Source excerpt:

■ ■ ■ ■

How to convert HTML to PDF using iTextSharp

itextsharp html to pdf .net core
converting html table to pdf table using itextsharp in c#
itext7 html to pdf c#
how to convert html to pdf with image tags using itextsharp
itextsharp html to pdf with css styles c#
convert html to pdf using itext xmlworker c#
convert html to word using itextsharp
java code to convert pdf to html using itext

I want to convert the below HTML to PDF using iTextSharp but don't know where to start:

<style>
.headline{font-size:200%}
</style>
<p>
  This <em>is </em>
  <span class="headline" style="text-decoration: underline;">some</span>
  <strong>sample<em> text</em></strong>
  <span style="color: red;">!!!</span>
</p>

First, HTML and PDF are not related although they were created around the same time. HTML is intended to convey higher level information such as paragraphs and tables. Although there are methods to control it, it is ultimately up to the browser to draw these higher level concepts. PDF is intended to convey documents and the documents must "look" the same wherever they are rendered.

In an HTML document you might have a paragraph that's 100% wide and depending on the width of your monitor it might take 2 lines or 10 lines and when you print it it might be 7 lines and when you look at it on your phone it might take 20 lines. A PDF file, however, must be independent of the rendering device, so regardless of your screen size it must always render exactly the same.

■ ■ ■ ■

Input for this task:
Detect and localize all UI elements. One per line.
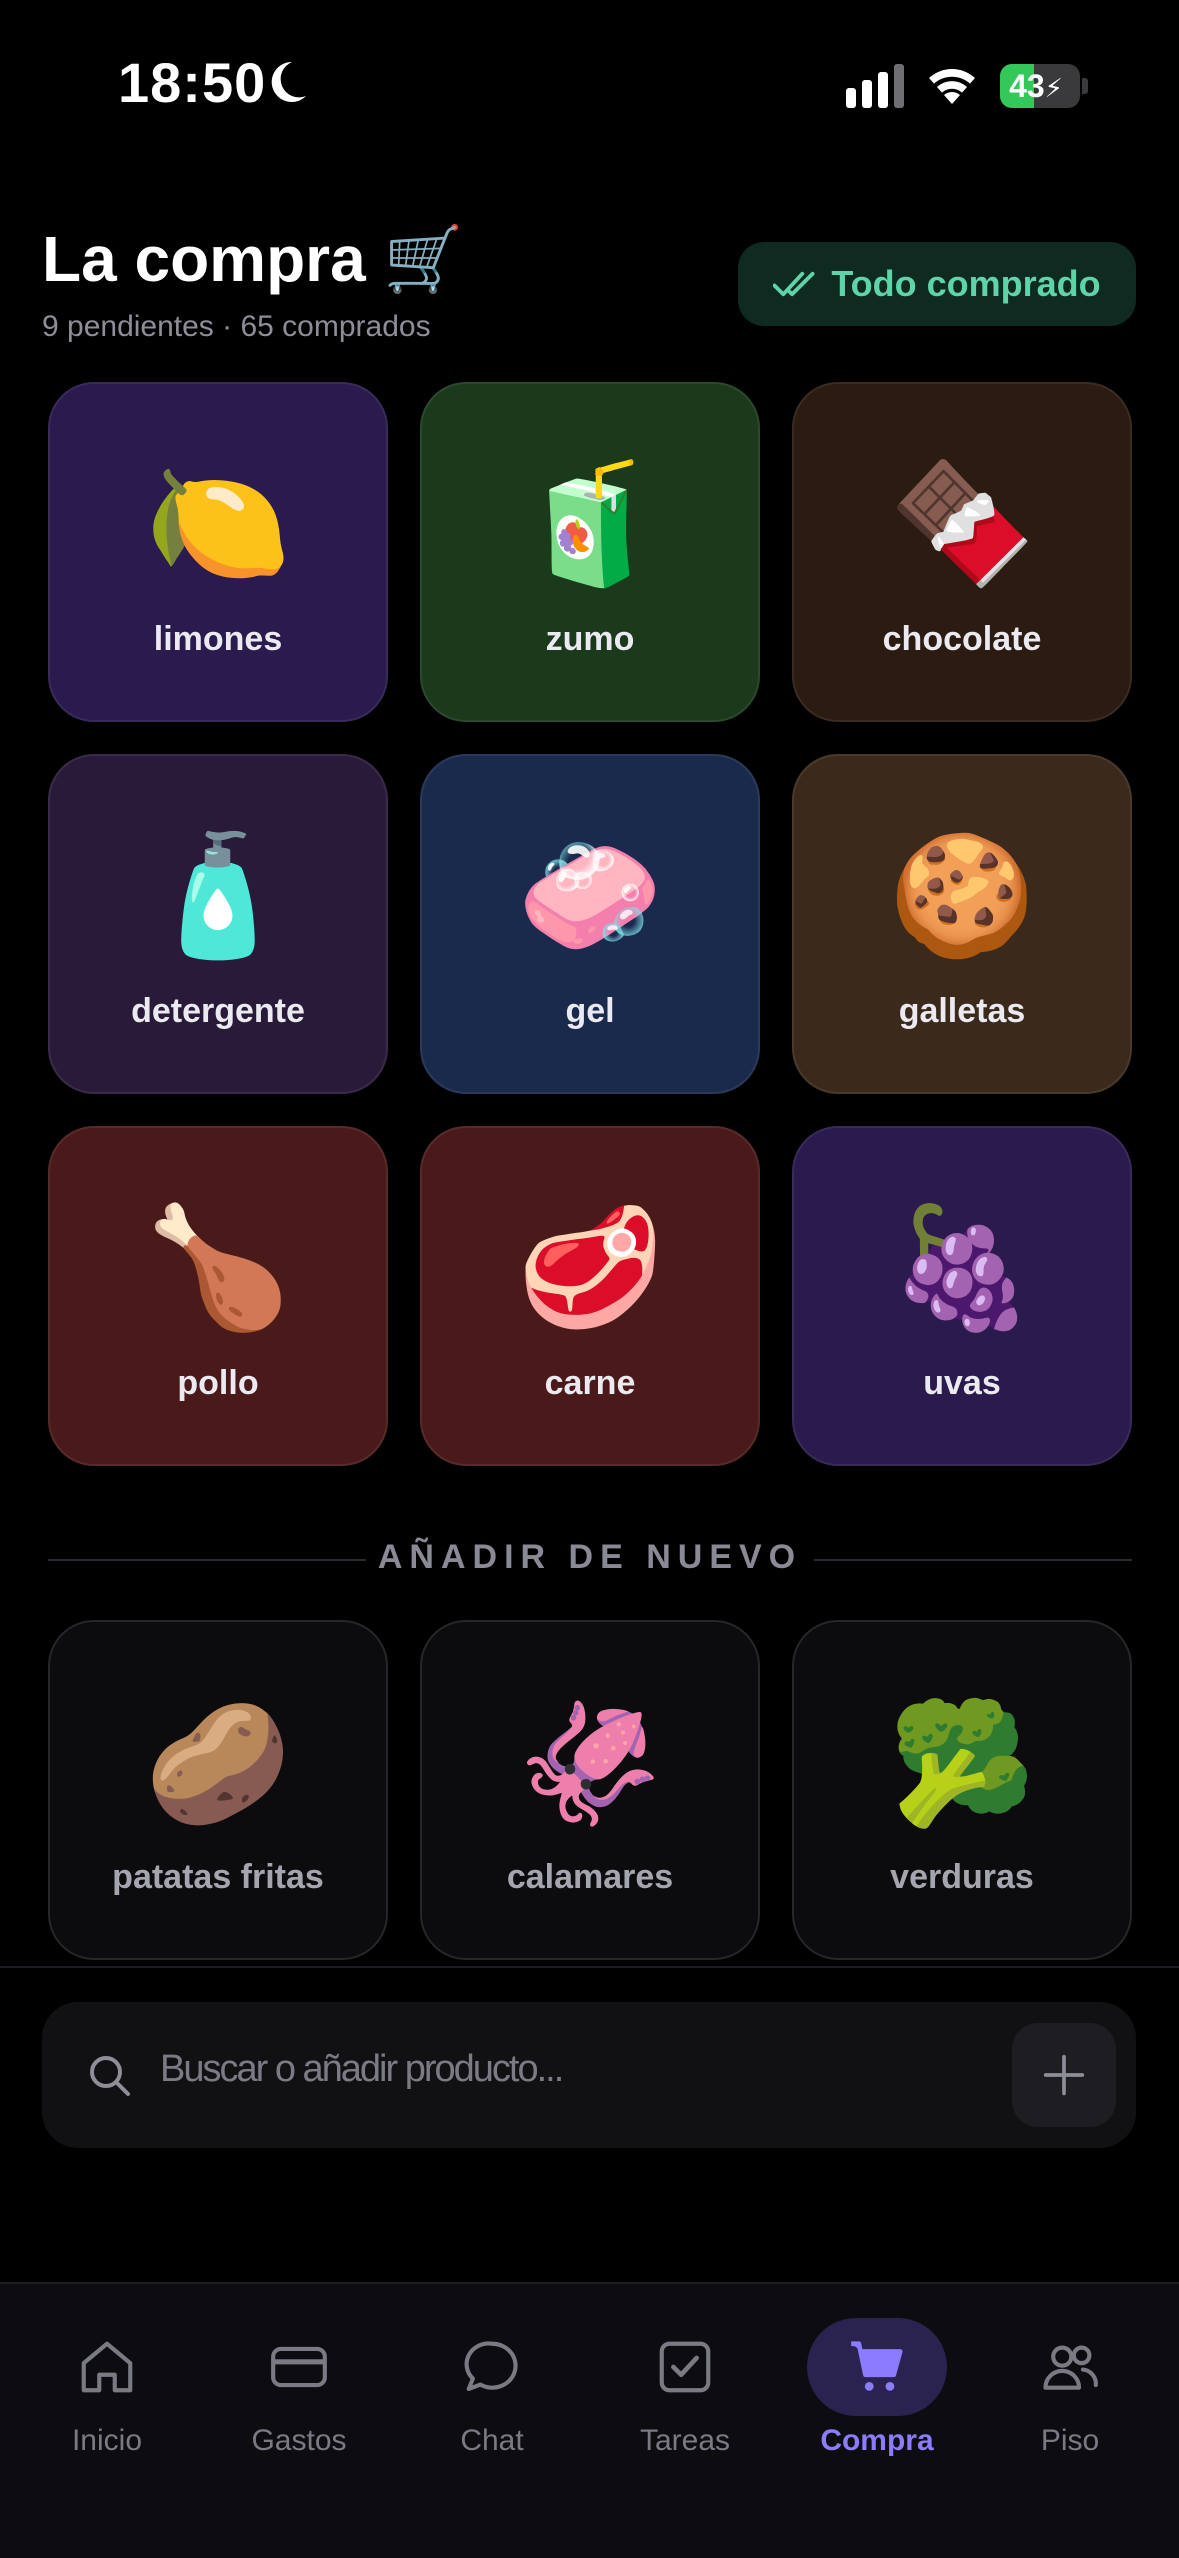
double-check-icon [773,271,815,297]
tab-gastos[interactable]: Gastos [214,2284,384,2464]
card-icon [271,2346,327,2388]
all-bought-label: Todo comprado [831,263,1101,304]
cellular-signal-icon [846,64,904,108]
page-title: La compra 🛒 [42,223,464,295]
pending-item-card[interactable]: 🥩 carne [420,1126,760,1466]
juice-box-icon: 🧃 [516,458,664,590]
item-label: patatas fritas [112,1858,324,1896]
pending-item-card[interactable]: 🍇 uvas [792,1126,1132,1466]
steak-icon: 🥩 [516,1202,664,1334]
lemon-icon: 🍋 [144,458,292,590]
bottom-tab-bar: Inicio Gastos Chat Tareas Compra Piso [0,2282,1179,2558]
pending-item-card[interactable]: 🍫 chocolate [792,382,1132,722]
re-add-items-grid: 🥔 patatas fritas 🦑 calamares 🥦 verduras [48,1620,1132,1960]
pending-items-grid: 🍋 limones 🧃 zumo 🍫 chocolate 🧴 detergente 🧼 g… [48,382,1132,1466]
chicken-leg-icon: 🍗 [144,1202,292,1334]
battery-percentage: 43 [1009,68,1045,104]
cookie-icon: 🍪 [888,830,1036,962]
squid-icon: 🦑 [516,1698,664,1830]
add-product-button[interactable] [1012,2023,1116,2127]
pending-item-card[interactable]: 🍪 galletas [792,754,1132,1094]
tab-label: Gastos [251,2424,347,2457]
item-label: zumo [545,620,635,658]
tab-compra[interactable]: Compra [792,2284,962,2464]
pending-item-card[interactable]: 🧃 zumo [420,382,760,722]
battery-tip [1082,78,1088,94]
pending-item-card[interactable]: 🍗 pollo [48,1126,388,1466]
potato-icon: 🥔 [144,1698,292,1830]
search-input[interactable]: Buscar o añadir producto... [160,2048,564,2091]
item-label: verduras [890,1858,1034,1896]
page-subtitle: 9 pendientes · 65 comprados [42,310,431,343]
chat-icon [464,2341,518,2392]
wifi-icon [929,69,975,104]
search-separator [0,1966,1179,1968]
status-time: 18:50 [118,51,267,114]
re-add-heading: AÑADIR DE NUEVO [377,1538,803,1576]
tab-label: Compra [820,2424,934,2457]
cart-icon [851,2341,903,2391]
battery-indicator: 43⚡ [1000,64,1080,108]
tab-label: Chat [460,2424,524,2457]
broccoli-icon: 🥦 [888,1698,1036,1830]
item-label: chocolate [882,620,1042,658]
chocolate-bar-icon: 🍫 [888,458,1036,590]
re-add-item-card[interactable]: 🦑 calamares [420,1620,760,1960]
home-icon [81,2341,133,2393]
search-bar[interactable]: Buscar o añadir producto... [42,2002,1136,2148]
item-label: gel [565,992,615,1030]
re-add-section-divider: AÑADIR DE NUEVO [48,1538,1132,1582]
pending-item-card[interactable]: 🧼 gel [420,754,760,1094]
grapes-icon: 🍇 [888,1202,1036,1334]
tab-label: Inicio [71,2424,143,2457]
people-icon [1043,2345,1098,2390]
tab-tareas[interactable]: Tareas [600,2284,770,2464]
item-label: galletas [898,992,1026,1030]
tab-piso[interactable]: Piso [985,2284,1155,2464]
item-label: calamares [506,1858,674,1896]
tab-label: Tareas [639,2424,731,2457]
tab-chat[interactable]: Chat [407,2284,577,2464]
soap-icon: 🧼 [516,830,664,962]
pending-item-card[interactable]: 🍋 limones [48,382,388,722]
item-label: limones [153,620,283,658]
search-icon [90,2056,130,2096]
plus-icon [1043,2054,1085,2096]
all-bought-button[interactable]: Todo comprado [738,242,1136,326]
status-bar: 18:50 43⚡ [0,0,1179,170]
lotion-bottle-icon: 🧴 [144,830,292,962]
item-label: carne [544,1364,636,1402]
pending-item-card[interactable]: 🧴 detergente [48,754,388,1094]
re-add-item-card[interactable]: 🥦 verduras [792,1620,1132,1960]
re-add-item-card[interactable]: 🥔 patatas fritas [48,1620,388,1960]
item-label: uvas [923,1364,1001,1402]
tab-label: Piso [1040,2424,1100,2457]
moon-icon [271,61,306,102]
tab-inicio[interactable]: Inicio [22,2284,192,2464]
item-label: pollo [177,1364,259,1402]
checkbox-icon [659,2341,711,2393]
item-label: detergente [131,992,305,1030]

■ ■ ■ ■

Parts of the exercise:
[1] Reproduce the part of the iTextSharp thread starting with "First, HTML and" and going on through "they are rendered.", replacing "browser" with "rendering engine".
[2] Please output the rows starting with the line with "double-check-icon [773,271,815,297]" and going on through the line with "lemon-icon: 🍋 [144,458,292,590]", both ends included, character for character.
The iTextSharp thread and the rows are unrelated to each other.

Exercise solutions:
[1]
First, HTML and PDF are not related although they were created around the same time. HTML is intended to convey higher level information such as paragraphs and tables. Although there are methods to control it, it is ultimately up to the rendering engine to draw these higher level concepts. PDF is intended to convey documents and the documents must "look" the same wherever they are rendered.

[2]
double-check-icon [773,271,815,297]
tab-gastos[interactable]: Gastos [214,2284,384,2464]
card-icon [271,2346,327,2388]
all-bought-label: Todo comprado [831,263,1101,304]
cellular-signal-icon [846,64,904,108]
page-title: La compra 🛒 [42,223,464,295]
pending-item-card[interactable]: 🥩 carne [420,1126,760,1466]
juice-box-icon: 🧃 [516,458,664,590]
item-label: patatas fritas [112,1858,324,1896]
pending-item-card[interactable]: 🍇 uvas [792,1126,1132,1466]
steak-icon: 🥩 [516,1202,664,1334]
lemon-icon: 🍋 [144,458,292,590]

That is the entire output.